▶ [Your goal] Restate the entries below verbatim.

▶ [Material supplied]
......
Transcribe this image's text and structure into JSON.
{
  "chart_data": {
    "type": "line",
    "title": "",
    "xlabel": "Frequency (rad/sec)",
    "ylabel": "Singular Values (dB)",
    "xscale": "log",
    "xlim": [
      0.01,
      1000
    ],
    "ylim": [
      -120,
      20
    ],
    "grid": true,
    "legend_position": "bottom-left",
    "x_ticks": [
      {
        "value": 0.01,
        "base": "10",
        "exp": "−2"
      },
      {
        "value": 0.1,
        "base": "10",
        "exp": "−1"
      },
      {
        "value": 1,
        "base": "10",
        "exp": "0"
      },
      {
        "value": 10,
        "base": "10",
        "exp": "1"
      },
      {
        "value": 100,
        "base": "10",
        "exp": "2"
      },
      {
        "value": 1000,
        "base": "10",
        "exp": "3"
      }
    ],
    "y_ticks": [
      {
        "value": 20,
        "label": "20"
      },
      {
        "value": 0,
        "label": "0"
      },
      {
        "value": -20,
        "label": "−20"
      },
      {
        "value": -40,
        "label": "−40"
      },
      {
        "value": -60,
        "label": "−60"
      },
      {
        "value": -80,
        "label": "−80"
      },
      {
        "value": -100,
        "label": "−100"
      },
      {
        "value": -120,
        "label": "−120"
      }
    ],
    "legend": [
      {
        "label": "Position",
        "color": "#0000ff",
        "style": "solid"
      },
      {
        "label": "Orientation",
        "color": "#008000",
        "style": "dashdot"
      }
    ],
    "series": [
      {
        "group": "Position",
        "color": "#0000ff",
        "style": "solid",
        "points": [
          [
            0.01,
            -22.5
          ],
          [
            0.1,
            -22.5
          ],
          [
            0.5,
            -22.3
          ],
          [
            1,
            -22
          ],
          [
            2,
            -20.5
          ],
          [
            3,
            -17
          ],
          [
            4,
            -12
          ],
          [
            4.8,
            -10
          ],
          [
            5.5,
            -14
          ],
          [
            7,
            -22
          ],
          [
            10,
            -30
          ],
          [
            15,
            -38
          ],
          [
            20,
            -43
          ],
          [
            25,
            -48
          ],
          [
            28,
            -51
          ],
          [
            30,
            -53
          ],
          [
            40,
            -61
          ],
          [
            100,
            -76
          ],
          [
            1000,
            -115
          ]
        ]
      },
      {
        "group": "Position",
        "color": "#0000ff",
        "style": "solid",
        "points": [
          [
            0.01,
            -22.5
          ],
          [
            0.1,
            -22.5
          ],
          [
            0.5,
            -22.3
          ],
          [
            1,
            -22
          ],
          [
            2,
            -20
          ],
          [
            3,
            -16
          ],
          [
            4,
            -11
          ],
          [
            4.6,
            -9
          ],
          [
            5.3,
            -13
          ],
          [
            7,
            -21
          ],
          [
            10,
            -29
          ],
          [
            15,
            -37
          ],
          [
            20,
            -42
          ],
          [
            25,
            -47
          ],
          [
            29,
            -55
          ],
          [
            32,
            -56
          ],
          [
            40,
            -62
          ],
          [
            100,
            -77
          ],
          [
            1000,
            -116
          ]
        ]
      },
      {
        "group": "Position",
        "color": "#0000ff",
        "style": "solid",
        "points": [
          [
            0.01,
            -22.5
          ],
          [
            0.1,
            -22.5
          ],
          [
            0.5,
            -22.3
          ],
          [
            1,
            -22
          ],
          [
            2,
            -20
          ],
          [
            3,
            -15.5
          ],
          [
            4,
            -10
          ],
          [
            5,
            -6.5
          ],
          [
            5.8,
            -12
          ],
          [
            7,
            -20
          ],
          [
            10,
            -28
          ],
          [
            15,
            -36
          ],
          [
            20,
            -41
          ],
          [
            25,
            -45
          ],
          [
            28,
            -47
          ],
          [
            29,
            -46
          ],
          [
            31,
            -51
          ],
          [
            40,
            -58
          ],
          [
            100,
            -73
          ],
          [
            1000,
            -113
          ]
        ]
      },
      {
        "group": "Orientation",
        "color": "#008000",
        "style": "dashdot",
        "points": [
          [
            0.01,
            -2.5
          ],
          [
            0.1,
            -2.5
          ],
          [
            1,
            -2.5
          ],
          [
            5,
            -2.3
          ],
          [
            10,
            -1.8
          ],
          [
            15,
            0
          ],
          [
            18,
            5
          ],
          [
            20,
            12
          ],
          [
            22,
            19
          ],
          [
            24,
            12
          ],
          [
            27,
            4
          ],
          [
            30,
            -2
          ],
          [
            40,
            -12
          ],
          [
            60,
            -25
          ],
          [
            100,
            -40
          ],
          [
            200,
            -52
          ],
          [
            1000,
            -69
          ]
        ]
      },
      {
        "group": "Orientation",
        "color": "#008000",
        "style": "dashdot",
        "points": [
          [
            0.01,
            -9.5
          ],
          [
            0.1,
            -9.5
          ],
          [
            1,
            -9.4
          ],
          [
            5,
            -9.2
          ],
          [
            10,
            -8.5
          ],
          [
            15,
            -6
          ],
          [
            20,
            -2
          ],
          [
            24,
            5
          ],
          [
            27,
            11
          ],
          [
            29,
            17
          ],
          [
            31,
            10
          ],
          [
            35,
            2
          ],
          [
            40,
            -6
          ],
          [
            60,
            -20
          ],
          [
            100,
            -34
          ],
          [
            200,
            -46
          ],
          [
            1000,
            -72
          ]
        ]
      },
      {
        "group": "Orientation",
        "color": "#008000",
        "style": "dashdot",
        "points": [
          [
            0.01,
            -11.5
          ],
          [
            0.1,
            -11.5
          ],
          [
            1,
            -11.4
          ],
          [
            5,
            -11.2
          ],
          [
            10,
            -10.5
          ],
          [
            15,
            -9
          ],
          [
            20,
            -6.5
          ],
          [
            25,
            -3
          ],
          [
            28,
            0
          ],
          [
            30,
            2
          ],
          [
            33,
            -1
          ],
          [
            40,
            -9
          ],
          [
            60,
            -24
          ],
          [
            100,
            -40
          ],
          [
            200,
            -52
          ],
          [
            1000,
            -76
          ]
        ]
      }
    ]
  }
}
......
▶ [Answer to this exercise]
Transcribe this image's text and structure into JSON.
{
  "chart_data": {
    "type": "line",
    "title": "",
    "xlabel": "Frequency (rad/sec)",
    "ylabel": "Singular Values (dB)",
    "xscale": "log",
    "xlim": [
      0.01,
      1000
    ],
    "ylim": [
      -120,
      20
    ],
    "grid": true,
    "legend_position": "bottom-left",
    "x_ticks": [
      {
        "value": 0.01,
        "base": "10",
        "exp": "−2"
      },
      {
        "value": 0.1,
        "base": "10",
        "exp": "−1"
      },
      {
        "value": 1,
        "base": "10",
        "exp": "0"
      },
      {
        "value": 10,
        "base": "10",
        "exp": "1"
      },
      {
        "value": 100,
        "base": "10",
        "exp": "2"
      },
      {
        "value": 1000,
        "base": "10",
        "exp": "3"
      }
    ],
    "y_ticks": [
      {
        "value": 20,
        "label": "20"
      },
      {
        "value": 0,
        "label": "0"
      },
      {
        "value": -20,
        "label": "−20"
      },
      {
        "value": -40,
        "label": "−40"
      },
      {
        "value": -60,
        "label": "−60"
      },
      {
        "value": -80,
        "label": "−80"
      },
      {
        "value": -100,
        "label": "−100"
      },
      {
        "value": -120,
        "label": "−120"
      }
    ],
    "legend": [
      {
        "label": "Position",
        "color": "#0000ff",
        "style": "solid"
      },
      {
        "label": "Orientation",
        "color": "#008000",
        "style": "dashdot"
      }
    ],
    "series": [
      {
        "group": "Position",
        "color": "#0000ff",
        "style": "solid",
        "points": [
          [
            0.01,
            -22.5
          ],
          [
            0.1,
            -22.5
          ],
          [
            0.5,
            -22.3
          ],
          [
            1,
            -22
          ],
          [
            2,
            -20.5
          ],
          [
            3,
            -17
          ],
          [
            4,
            -12
          ],
          [
            4.8,
            -10
          ],
          [
            5.5,
            -14
          ],
          [
            7,
            -22
          ],
          [
            10,
            -30
          ],
          [
            15,
            -38
          ],
          [
            20,
            -43
          ],
          [
            25,
            -48
          ],
          [
            28,
            -51
          ],
          [
            30,
            -53
          ],
          [
            40,
            -61
          ],
          [
            100,
            -76
          ],
          [
            1000,
            -115
          ]
        ]
      },
      {
        "group": "Position",
        "color": "#0000ff",
        "style": "solid",
        "points": [
          [
            0.01,
            -22.5
          ],
          [
            0.1,
            -22.5
          ],
          [
            0.5,
            -22.3
          ],
          [
            1,
            -22
          ],
          [
            2,
            -20
          ],
          [
            3,
            -16
          ],
          [
            4,
            -11
          ],
          [
            4.6,
            -9
          ],
          [
            5.3,
            -13
          ],
          [
            7,
            -21
          ],
          [
            10,
            -29
          ],
          [
            15,
            -37
          ],
          [
            20,
            -42
          ],
          [
            25,
            -47
          ],
          [
            29,
            -55
          ],
          [
            32,
            -56
          ],
          [
            40,
            -62
          ],
          [
            100,
            -77
          ],
          [
            1000,
            -116
          ]
        ]
      },
      {
        "group": "Position",
        "color": "#0000ff",
        "style": "solid",
        "points": [
          [
            0.01,
            -22.5
          ],
          [
            0.1,
            -22.5
          ],
          [
            0.5,
            -22.3
          ],
          [
            1,
            -22
          ],
          [
            2,
            -20
          ],
          [
            3,
            -15.5
          ],
          [
            4,
            -10
          ],
          [
            5,
            -6.5
          ],
          [
            5.8,
            -12
          ],
          [
            7,
            -20
          ],
          [
            10,
            -28
          ],
          [
            15,
            -36
          ],
          [
            20,
            -41
          ],
          [
            25,
            -45
          ],
          [
            28,
            -47
          ],
          [
            29,
            -46
          ],
          [
            31,
            -51
          ],
          [
            40,
            -58
          ],
          [
            100,
            -73
          ],
          [
            1000,
            -113
          ]
        ]
      },
      {
        "group": "Orientation",
        "color": "#008000",
        "style": "dashdot",
        "points": [
          [
            0.01,
            -2.5
          ],
          [
            0.1,
            -2.5
          ],
          [
            1,
            -2.5
          ],
          [
            5,
            -2.3
          ],
          [
            10,
            -1.8
          ],
          [
            15,
            0
          ],
          [
            18,
            5
          ],
          [
            20,
            12
          ],
          [
            22,
            19
          ],
          [
            24,
            12
          ],
          [
            27,
            4
          ],
          [
            30,
            -2
          ],
          [
            40,
            -12
          ],
          [
            60,
            -25
          ],
          [
            100,
            -40
          ],
          [
            200,
            -52
          ],
          [
            1000,
            -69
          ]
        ]
      },
      {
        "group": "Orientation",
        "color": "#008000",
        "style": "dashdot",
        "points": [
          [
            0.01,
            -9.5
          ],
          [
            0.1,
            -9.5
          ],
          [
            1,
            -9.4
          ],
          [
            5,
            -9.2
          ],
          [
            10,
            -8.5
          ],
          [
            15,
            -6
          ],
          [
            20,
            -2
          ],
          [
            24,
            5
          ],
          [
            27,
            11
          ],
          [
            29,
            17
          ],
          [
            31,
            10
          ],
          [
            35,
            2
          ],
          [
            40,
            -6
          ],
          [
            60,
            -20
          ],
          [
            100,
            -34
          ],
          [
            200,
            -46
          ],
          [
            1000,
            -72
          ]
        ]
      },
      {
        "group": "Orientation",
        "color": "#008000",
        "style": "dashdot",
        "points": [
          [
            0.01,
            -11.5
          ],
          [
            0.1,
            -11.5
          ],
          [
            1,
            -11.4
          ],
          [
            5,
            -11.2
          ],
          [
            10,
            -10.5
          ],
          [
            15,
            -9
          ],
          [
            20,
            -6.5
          ],
          [
            25,
            -3
          ],
          [
            28,
            0
          ],
          [
            30,
            2
          ],
          [
            33,
            -1
          ],
          [
            40,
            -9
          ],
          [
            60,
            -24
          ],
          [
            100,
            -40
          ],
          [
            200,
            -52
          ],
          [
            1000,
            -76
          ]
        ]
      }
    ]
  }
}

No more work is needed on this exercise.